• データ一覧
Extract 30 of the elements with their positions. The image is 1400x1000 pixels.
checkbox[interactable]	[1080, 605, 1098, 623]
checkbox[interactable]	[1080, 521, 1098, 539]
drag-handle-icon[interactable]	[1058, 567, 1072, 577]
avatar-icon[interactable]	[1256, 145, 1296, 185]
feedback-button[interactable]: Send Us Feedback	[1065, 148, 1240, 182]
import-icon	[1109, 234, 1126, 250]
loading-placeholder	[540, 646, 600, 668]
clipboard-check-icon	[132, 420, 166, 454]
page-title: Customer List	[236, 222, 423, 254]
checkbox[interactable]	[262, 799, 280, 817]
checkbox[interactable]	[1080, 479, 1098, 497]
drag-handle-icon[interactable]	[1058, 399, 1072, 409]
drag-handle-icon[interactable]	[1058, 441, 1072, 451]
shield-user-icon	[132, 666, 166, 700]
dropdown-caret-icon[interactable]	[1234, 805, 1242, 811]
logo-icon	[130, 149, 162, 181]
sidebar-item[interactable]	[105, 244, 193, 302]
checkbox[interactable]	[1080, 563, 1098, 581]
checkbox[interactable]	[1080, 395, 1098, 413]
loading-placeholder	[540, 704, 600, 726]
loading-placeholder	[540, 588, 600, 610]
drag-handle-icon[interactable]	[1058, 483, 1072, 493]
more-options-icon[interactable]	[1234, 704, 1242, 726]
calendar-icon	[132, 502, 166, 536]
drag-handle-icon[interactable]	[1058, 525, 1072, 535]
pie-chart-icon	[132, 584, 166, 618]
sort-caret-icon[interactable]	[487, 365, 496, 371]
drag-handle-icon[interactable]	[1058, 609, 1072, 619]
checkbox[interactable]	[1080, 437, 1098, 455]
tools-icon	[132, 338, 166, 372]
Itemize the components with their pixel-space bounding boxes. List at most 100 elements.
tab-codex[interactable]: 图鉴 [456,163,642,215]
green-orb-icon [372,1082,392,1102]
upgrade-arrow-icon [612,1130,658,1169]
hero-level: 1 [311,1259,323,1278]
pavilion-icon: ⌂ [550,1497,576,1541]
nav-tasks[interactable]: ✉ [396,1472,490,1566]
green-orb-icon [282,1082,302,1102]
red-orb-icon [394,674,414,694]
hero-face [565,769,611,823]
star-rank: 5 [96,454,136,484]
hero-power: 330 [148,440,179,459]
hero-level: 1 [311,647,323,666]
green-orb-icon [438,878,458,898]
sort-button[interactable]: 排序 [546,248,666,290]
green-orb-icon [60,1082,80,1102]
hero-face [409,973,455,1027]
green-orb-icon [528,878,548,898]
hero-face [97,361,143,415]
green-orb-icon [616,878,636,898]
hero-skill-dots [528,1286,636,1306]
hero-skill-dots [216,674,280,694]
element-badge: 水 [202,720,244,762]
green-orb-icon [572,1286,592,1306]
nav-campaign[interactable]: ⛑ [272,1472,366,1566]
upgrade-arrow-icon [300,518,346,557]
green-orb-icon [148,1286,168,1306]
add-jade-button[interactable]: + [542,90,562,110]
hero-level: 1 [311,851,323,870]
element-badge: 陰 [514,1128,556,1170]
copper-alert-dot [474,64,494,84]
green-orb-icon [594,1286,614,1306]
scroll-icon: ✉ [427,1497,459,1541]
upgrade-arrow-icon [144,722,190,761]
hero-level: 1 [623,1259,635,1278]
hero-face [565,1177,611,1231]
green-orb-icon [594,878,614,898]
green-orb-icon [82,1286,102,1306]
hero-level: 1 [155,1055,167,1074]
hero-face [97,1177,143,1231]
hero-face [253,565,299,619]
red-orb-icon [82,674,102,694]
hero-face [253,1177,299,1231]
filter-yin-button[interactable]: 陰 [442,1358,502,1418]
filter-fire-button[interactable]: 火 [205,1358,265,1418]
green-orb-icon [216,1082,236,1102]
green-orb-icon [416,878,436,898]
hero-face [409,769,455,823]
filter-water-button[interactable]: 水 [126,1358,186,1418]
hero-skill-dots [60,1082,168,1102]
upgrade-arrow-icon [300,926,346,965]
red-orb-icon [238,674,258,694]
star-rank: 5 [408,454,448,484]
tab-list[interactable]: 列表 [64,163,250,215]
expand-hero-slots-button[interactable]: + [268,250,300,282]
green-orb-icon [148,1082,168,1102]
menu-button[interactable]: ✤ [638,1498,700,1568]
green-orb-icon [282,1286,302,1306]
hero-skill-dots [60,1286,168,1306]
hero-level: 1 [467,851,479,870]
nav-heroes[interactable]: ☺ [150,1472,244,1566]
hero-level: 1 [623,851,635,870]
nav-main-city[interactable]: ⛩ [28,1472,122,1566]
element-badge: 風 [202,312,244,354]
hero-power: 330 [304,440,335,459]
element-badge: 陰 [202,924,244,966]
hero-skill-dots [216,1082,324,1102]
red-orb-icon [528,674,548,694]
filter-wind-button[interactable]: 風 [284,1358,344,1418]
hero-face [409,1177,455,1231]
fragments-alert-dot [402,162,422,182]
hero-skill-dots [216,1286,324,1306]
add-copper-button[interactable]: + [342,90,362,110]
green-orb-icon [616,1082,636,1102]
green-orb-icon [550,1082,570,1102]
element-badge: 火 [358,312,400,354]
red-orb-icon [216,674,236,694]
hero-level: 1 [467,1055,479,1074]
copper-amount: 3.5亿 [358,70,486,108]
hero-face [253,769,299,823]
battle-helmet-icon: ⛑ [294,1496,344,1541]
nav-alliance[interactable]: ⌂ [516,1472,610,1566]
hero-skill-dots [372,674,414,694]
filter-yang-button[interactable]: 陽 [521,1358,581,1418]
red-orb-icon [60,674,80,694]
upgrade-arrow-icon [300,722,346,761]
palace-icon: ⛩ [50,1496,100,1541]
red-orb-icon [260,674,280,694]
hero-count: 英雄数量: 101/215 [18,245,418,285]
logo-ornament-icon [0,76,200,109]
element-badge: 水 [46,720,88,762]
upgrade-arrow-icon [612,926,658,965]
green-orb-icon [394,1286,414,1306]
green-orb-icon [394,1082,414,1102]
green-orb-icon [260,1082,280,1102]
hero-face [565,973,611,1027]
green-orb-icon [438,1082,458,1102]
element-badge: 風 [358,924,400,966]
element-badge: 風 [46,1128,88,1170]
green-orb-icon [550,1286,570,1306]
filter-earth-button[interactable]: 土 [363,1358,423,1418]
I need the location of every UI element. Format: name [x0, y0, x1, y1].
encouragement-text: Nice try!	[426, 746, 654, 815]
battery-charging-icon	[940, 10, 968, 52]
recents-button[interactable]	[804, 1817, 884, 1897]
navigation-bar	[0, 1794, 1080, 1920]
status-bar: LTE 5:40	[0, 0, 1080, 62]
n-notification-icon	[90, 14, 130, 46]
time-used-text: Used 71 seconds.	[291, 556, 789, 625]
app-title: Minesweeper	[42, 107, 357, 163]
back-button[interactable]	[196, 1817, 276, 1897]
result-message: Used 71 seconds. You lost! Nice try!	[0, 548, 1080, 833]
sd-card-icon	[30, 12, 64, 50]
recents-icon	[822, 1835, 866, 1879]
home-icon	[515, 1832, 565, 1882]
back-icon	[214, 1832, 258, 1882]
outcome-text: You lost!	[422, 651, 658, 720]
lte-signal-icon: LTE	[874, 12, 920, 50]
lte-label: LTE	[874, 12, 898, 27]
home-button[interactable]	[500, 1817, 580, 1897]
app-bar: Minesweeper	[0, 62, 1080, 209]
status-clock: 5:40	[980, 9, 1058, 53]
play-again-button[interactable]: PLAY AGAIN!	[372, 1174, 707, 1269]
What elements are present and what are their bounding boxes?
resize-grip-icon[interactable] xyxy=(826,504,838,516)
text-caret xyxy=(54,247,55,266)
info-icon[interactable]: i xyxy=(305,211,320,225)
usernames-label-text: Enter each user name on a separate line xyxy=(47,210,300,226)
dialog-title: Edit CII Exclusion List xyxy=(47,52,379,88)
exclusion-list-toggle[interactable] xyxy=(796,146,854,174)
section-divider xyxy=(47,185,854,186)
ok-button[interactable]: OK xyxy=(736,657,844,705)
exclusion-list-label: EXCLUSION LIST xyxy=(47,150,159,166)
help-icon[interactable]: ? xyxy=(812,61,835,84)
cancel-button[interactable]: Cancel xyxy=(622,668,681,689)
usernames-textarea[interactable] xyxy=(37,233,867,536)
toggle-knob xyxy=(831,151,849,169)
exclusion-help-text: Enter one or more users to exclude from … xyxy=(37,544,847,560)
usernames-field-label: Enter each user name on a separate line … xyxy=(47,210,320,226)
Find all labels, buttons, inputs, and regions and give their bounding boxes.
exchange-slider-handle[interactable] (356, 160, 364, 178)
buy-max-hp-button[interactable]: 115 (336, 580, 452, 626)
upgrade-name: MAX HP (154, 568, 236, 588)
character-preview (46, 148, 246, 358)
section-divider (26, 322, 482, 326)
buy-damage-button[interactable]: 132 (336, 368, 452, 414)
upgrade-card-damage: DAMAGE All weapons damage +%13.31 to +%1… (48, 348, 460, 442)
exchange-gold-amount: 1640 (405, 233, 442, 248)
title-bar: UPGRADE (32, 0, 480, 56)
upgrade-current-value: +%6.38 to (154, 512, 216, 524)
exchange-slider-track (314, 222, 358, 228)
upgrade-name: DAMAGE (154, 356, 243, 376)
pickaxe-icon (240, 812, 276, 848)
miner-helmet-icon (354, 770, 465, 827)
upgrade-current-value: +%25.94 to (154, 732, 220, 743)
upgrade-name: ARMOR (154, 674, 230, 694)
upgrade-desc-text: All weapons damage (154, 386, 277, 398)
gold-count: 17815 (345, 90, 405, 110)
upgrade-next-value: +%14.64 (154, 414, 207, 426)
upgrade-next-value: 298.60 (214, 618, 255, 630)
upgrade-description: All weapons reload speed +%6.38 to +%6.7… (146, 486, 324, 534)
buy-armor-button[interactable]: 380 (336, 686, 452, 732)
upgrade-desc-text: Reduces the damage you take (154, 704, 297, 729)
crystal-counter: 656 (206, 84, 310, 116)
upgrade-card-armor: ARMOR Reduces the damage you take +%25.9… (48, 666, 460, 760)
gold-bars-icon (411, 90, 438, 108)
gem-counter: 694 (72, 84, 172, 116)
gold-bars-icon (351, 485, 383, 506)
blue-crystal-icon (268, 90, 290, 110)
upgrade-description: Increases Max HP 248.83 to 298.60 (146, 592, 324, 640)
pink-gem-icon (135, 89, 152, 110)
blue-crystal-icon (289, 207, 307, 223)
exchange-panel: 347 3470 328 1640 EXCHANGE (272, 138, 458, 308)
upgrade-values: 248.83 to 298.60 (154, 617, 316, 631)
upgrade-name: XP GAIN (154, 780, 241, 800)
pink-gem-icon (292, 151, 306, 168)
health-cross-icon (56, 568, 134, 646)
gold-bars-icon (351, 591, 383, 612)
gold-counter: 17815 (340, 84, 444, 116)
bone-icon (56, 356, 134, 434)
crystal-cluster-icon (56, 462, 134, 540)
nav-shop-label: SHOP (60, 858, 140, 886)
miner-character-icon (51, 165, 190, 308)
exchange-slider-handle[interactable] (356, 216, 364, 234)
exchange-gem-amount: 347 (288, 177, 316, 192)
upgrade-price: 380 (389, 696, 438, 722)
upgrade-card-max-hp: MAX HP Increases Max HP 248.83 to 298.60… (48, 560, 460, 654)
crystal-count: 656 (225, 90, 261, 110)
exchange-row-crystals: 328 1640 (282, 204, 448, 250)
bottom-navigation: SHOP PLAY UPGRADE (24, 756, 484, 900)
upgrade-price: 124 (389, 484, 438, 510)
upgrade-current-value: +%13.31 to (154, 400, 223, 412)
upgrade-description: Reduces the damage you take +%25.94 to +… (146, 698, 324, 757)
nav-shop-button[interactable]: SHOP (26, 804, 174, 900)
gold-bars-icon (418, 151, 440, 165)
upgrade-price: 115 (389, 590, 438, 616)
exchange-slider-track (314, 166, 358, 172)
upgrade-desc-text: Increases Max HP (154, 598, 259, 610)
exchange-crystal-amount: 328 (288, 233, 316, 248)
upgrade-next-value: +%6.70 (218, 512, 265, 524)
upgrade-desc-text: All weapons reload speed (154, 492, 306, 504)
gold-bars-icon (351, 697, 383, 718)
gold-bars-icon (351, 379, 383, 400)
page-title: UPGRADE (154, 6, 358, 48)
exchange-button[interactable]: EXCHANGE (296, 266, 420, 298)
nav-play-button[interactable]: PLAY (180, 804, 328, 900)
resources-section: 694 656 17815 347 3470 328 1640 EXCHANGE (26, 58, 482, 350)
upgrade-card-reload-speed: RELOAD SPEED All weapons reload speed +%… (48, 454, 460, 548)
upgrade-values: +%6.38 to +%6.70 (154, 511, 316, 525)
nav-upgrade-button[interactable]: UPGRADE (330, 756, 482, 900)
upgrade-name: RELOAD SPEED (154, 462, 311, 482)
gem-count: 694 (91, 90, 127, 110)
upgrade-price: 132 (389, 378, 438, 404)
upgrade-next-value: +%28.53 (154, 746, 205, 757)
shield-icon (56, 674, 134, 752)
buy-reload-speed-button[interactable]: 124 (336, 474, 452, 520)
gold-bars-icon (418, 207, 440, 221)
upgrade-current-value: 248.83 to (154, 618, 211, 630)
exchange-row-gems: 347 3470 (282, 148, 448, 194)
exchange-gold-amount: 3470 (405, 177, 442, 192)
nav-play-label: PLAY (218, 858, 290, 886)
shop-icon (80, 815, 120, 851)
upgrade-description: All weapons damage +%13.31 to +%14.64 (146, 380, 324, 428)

• 課題の要件
項目の先頭から「666, 166, 700]」を含む行までを、両端の行も含めて一字一句そのまま書き写すこと。

• この課題の解答
Extract 30 of the elements with their positions. The image is 1400x1000 pixels.
checkbox[interactable]	[1080, 605, 1098, 623]
checkbox[interactable]	[1080, 521, 1098, 539]
drag-handle-icon[interactable]	[1058, 567, 1072, 577]
avatar-icon[interactable]	[1256, 145, 1296, 185]
feedback-button[interactable]: Send Us Feedback	[1065, 148, 1240, 182]
import-icon	[1109, 234, 1126, 250]
loading-placeholder	[540, 646, 600, 668]
clipboard-check-icon	[132, 420, 166, 454]
page-title: Customer List	[236, 222, 423, 254]
checkbox[interactable]	[262, 799, 280, 817]
checkbox[interactable]	[1080, 479, 1098, 497]
drag-handle-icon[interactable]	[1058, 399, 1072, 409]
drag-handle-icon[interactable]	[1058, 441, 1072, 451]
shield-user-icon	[132, 666, 166, 700]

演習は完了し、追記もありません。